> _Given problem_
Write out every line below that includes the word "JSON".
## BEGIN Records for this exercise
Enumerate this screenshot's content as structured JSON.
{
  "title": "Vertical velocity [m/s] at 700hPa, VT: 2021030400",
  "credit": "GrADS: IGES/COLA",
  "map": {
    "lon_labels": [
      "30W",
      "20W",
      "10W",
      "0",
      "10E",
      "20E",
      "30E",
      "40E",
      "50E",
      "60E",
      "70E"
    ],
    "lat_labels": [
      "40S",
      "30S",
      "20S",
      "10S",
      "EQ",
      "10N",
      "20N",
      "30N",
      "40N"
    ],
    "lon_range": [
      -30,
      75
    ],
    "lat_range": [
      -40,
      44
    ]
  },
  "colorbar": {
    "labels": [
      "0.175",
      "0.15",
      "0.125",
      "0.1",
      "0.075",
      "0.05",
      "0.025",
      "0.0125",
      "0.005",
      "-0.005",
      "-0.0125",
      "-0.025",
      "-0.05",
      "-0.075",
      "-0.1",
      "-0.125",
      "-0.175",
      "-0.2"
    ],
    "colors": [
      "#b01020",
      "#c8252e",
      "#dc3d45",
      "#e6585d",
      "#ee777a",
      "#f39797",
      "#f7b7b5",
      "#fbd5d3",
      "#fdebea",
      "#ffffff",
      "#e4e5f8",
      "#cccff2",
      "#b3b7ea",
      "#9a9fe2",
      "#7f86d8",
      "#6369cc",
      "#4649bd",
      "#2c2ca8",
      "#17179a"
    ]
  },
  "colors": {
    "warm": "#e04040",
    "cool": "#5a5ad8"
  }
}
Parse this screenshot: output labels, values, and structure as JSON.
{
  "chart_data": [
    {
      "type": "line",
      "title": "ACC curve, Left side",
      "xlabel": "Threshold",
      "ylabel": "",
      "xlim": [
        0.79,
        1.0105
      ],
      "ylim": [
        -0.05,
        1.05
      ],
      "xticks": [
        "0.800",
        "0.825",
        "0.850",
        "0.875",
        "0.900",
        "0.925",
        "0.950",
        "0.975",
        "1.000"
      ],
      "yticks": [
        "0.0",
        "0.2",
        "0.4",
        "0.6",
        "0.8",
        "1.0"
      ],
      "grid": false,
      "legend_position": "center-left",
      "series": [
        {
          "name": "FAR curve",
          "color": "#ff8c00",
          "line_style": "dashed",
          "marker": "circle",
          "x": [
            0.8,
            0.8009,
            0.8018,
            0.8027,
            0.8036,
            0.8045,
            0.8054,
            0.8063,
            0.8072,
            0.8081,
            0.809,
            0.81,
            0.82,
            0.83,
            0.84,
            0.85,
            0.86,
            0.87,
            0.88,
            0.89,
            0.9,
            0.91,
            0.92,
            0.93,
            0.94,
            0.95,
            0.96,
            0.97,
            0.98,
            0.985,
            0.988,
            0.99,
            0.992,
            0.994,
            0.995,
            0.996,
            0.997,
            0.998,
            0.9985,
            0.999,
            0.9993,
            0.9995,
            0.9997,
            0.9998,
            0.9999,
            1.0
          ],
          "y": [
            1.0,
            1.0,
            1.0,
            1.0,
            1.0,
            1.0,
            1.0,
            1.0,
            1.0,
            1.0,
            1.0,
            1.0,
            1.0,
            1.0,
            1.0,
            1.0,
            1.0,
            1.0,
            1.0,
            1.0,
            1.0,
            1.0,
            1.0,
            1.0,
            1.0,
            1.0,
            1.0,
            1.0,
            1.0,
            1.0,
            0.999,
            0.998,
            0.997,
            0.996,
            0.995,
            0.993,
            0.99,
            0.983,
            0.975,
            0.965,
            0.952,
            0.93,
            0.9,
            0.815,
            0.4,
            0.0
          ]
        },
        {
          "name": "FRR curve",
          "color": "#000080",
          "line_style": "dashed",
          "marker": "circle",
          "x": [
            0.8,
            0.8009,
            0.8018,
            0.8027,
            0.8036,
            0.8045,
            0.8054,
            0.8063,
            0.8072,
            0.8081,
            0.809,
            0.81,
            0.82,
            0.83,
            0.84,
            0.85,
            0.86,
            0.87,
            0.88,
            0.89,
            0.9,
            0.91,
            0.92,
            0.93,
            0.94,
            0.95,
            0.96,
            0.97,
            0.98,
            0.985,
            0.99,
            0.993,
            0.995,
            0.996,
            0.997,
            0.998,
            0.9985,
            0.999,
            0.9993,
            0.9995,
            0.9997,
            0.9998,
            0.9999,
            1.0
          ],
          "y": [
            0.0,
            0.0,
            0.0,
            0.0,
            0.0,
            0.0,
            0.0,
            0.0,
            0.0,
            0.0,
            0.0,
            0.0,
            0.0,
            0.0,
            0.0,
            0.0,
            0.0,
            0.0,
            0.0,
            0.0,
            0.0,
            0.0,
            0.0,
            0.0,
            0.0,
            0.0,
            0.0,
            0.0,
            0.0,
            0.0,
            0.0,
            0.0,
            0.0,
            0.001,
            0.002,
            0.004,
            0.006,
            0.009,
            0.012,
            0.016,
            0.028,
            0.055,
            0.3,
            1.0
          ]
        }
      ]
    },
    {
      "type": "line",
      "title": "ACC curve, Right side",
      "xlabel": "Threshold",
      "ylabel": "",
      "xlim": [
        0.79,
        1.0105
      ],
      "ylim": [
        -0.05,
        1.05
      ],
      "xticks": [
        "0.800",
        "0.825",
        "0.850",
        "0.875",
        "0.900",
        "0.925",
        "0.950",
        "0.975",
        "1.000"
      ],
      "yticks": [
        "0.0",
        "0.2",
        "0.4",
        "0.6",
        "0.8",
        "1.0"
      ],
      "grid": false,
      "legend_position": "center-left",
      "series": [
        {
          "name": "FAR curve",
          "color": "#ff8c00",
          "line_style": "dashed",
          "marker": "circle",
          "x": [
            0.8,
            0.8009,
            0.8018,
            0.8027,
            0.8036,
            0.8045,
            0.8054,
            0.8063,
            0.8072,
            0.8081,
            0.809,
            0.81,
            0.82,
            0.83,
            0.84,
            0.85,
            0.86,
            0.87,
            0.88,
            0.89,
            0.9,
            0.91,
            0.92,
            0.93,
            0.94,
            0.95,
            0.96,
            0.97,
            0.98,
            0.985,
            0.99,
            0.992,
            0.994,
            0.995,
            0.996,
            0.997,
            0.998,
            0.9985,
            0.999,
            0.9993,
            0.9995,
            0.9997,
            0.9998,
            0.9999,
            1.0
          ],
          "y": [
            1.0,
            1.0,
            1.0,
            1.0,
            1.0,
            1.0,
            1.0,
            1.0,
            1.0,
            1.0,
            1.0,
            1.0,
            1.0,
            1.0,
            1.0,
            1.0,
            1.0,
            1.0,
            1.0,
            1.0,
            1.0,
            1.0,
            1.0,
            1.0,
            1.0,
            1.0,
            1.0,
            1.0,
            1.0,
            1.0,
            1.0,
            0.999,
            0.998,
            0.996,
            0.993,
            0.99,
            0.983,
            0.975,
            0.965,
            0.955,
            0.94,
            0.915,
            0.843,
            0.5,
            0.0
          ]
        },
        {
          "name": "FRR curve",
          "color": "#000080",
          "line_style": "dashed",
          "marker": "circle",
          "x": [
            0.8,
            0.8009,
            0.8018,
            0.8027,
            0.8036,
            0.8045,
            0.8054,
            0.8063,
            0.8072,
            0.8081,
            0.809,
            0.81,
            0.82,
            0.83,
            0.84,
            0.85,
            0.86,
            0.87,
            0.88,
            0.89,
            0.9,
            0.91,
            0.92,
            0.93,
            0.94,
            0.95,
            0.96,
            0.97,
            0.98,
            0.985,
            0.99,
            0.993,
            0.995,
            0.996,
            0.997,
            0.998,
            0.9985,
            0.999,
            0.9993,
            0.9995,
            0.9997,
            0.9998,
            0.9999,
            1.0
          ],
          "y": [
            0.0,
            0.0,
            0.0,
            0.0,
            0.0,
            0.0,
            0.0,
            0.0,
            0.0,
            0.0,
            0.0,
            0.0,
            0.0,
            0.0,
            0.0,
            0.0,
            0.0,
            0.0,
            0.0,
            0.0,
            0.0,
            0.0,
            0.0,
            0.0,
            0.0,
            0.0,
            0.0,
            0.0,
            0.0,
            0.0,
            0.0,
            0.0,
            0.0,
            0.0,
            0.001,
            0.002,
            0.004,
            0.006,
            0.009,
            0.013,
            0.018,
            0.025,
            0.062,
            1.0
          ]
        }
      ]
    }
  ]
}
## END Records for this exercise
> _Answer in full_
Enumerate this screenshot's content as structured JSON.
Parse this screenshot: output labels, values, and structure as JSON.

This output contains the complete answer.